Written instruction - Below is a listing; reproduce each line of it exactly.

Exercise material -
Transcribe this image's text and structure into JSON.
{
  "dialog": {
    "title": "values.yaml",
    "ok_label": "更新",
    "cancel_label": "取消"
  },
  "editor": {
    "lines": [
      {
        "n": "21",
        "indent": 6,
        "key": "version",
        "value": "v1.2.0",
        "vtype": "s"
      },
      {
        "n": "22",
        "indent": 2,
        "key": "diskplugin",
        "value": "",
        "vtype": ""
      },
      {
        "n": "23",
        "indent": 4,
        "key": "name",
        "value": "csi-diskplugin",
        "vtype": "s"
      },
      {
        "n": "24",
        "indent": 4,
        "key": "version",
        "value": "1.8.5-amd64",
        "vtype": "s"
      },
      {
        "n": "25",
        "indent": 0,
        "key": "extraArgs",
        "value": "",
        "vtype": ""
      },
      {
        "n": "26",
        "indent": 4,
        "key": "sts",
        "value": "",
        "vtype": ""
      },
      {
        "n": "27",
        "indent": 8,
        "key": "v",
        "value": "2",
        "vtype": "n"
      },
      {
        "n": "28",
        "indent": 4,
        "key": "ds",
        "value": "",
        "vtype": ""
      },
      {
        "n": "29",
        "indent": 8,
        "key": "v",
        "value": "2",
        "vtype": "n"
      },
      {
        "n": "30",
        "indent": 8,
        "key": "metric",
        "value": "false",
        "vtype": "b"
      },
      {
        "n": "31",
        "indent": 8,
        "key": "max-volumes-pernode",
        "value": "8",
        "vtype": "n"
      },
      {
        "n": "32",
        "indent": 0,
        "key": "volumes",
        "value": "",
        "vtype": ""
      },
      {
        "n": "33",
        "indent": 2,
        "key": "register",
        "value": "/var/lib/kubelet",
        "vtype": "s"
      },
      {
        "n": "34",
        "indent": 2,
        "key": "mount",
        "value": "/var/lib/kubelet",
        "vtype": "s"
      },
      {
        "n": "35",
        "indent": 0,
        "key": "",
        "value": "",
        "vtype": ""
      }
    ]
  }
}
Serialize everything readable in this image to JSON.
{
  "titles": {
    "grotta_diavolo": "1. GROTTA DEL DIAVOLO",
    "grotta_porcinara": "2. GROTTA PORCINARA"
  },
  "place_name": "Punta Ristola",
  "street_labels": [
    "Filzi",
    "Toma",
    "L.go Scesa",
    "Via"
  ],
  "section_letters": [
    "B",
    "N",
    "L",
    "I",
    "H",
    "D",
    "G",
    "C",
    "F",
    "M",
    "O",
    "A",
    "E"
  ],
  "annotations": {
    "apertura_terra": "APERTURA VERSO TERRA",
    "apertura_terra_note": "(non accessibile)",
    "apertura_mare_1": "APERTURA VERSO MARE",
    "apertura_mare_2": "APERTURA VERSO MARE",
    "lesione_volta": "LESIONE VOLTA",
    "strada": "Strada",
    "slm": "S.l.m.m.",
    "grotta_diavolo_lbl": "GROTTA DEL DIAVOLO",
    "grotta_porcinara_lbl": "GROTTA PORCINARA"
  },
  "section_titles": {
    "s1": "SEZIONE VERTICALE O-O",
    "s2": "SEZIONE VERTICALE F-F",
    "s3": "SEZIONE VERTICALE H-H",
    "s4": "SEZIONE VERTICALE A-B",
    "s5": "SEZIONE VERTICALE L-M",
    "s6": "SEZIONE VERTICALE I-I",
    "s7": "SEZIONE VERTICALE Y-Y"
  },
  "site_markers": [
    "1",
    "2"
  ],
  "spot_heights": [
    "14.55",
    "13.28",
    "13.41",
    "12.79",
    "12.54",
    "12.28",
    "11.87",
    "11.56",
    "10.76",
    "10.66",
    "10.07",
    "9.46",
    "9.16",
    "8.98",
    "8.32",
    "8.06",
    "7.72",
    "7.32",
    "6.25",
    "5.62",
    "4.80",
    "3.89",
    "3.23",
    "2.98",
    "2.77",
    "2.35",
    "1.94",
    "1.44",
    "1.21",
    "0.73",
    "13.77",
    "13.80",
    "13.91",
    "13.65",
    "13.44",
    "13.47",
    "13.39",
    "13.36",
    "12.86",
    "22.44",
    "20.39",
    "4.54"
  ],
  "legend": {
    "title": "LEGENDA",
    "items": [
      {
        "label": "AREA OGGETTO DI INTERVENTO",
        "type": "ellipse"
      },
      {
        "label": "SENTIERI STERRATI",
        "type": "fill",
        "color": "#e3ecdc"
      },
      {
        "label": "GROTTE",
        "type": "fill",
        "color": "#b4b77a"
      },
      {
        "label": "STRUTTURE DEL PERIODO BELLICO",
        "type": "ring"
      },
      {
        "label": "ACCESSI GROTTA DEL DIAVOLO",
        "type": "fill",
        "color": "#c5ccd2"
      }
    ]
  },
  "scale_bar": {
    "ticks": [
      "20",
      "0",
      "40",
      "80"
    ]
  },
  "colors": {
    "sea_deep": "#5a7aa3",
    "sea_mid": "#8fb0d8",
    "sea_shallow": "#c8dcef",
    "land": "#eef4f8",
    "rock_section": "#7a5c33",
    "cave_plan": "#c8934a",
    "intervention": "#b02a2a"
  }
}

Result -
Transcribe this image's text and structure into JSON.
{
  "dialog": {
    "title": "values.yaml",
    "ok_label": "更新",
    "cancel_label": "取消"
  },
  "editor": {
    "lines": [
      {
        "n": "21",
        "indent": 6,
        "key": "version",
        "value": "v1.2.0",
        "vtype": "s"
      },
      {
        "n": "22",
        "indent": 2,
        "key": "diskplugin",
        "value": "",
        "vtype": ""
      },
      {
        "n": "23",
        "indent": 4,
        "key": "name",
        "value": "csi-diskplugin",
        "vtype": "s"
      },
      {
        "n": "24",
        "indent": 4,
        "key": "version",
        "value": "1.8.5-amd64",
        "vtype": "s"
      },
      {
        "n": "25",
        "indent": 0,
        "key": "extraArgs",
        "value": "",
        "vtype": ""
      },
      {
        "n": "26",
        "indent": 4,
        "key": "sts",
        "value": "",
        "vtype": ""
      },
      {
        "n": "27",
        "indent": 8,
        "key": "v",
        "value": "2",
        "vtype": "n"
      },
      {
        "n": "28",
        "indent": 4,
        "key": "ds",
        "value": "",
        "vtype": ""
      },
      {
        "n": "29",
        "indent": 8,
        "key": "v",
        "value": "2",
        "vtype": "n"
      },
      {
        "n": "30",
        "indent": 8,
        "key": "metric",
        "value": "false",
        "vtype": "b"
      },
      {
        "n": "31",
        "indent": 8,
        "key": "max-volumes-pernode",
        "value": "8",
        "vtype": "n"
      },
      {
        "n": "32",
        "indent": 0,
        "key": "volumes",
        "value": "",
        "vtype": ""
      },
      {
        "n": "33",
        "indent": 2,
        "key": "register",
        "value": "/var/lib/kubelet",
        "vtype": "s"
      },
      {
        "n": "34",
        "indent": 2,
        "key": "mount",
        "value": "/var/lib/kubelet",
        "vtype": "s"
      },
      {
        "n": "35",
        "indent": 0,
        "key": "",
        "value": "",
        "vtype": ""
      }
    ]
  }
}
Serialize everything readable in this image to JSON.
{
  "titles": {
    "grotta_diavolo": "1. GROTTA DEL DIAVOLO",
    "grotta_porcinara": "2. GROTTA PORCINARA"
  },
  "place_name": "Punta Ristola",
  "street_labels": [
    "Filzi",
    "Toma",
    "L.go Scesa",
    "Via"
  ],
  "section_letters": [
    "B",
    "N",
    "L",
    "I",
    "H",
    "D",
    "G",
    "C",
    "F",
    "M",
    "O",
    "A",
    "E"
  ],
  "annotations": {
    "apertura_terra": "APERTURA VERSO TERRA",
    "apertura_terra_note": "(non accessibile)",
    "apertura_mare_1": "APERTURA VERSO MARE",
    "apertura_mare_2": "APERTURA VERSO MARE",
    "lesione_volta": "LESIONE VOLTA",
    "strada": "Strada",
    "slm": "S.l.m.m.",
    "grotta_diavolo_lbl": "GROTTA DEL DIAVOLO",
    "grotta_porcinara_lbl": "GROTTA PORCINARA"
  },
  "section_titles": {
    "s1": "SEZIONE VERTICALE O-O",
    "s2": "SEZIONE VERTICALE F-F",
    "s3": "SEZIONE VERTICALE H-H",
    "s4": "SEZIONE VERTICALE A-B",
    "s5": "SEZIONE VERTICALE L-M",
    "s6": "SEZIONE VERTICALE I-I",
    "s7": "SEZIONE VERTICALE Y-Y"
  },
  "site_markers": [
    "1",
    "2"
  ],
  "spot_heights": [
    "14.55",
    "13.28",
    "13.41",
    "12.79",
    "12.54",
    "12.28",
    "11.87",
    "11.56",
    "10.76",
    "10.66",
    "10.07",
    "9.46",
    "9.16",
    "8.98",
    "8.32",
    "8.06",
    "7.72",
    "7.32",
    "6.25",
    "5.62",
    "4.80",
    "3.89",
    "3.23",
    "2.98",
    "2.77",
    "2.35",
    "1.94",
    "1.44",
    "1.21",
    "0.73",
    "13.77",
    "13.80",
    "13.91",
    "13.65",
    "13.44",
    "13.47",
    "13.39",
    "13.36",
    "12.86",
    "22.44",
    "20.39",
    "4.54"
  ],
  "legend": {
    "title": "LEGENDA",
    "items": [
      {
        "label": "AREA OGGETTO DI INTERVENTO",
        "type": "ellipse"
      },
      {
        "label": "SENTIERI STERRATI",
        "type": "fill",
        "color": "#e3ecdc"
      },
      {
        "label": "GROTTE",
        "type": "fill",
        "color": "#b4b77a"
      },
      {
        "label": "STRUTTURE DEL PERIODO BELLICO",
        "type": "ring"
      },
      {
        "label": "ACCESSI GROTTA DEL DIAVOLO",
        "type": "fill",
        "color": "#c5ccd2"
      }
    ]
  },
  "scale_bar": {
    "ticks": [
      "20",
      "0",
      "40",
      "80"
    ]
  },
  "colors": {
    "sea_deep": "#5a7aa3",
    "sea_mid": "#8fb0d8",
    "sea_shallow": "#c8dcef",
    "land": "#eef4f8",
    "rock_section": "#7a5c33",
    "cave_plan": "#c8934a",
    "intervention": "#b02a2a"
  }
}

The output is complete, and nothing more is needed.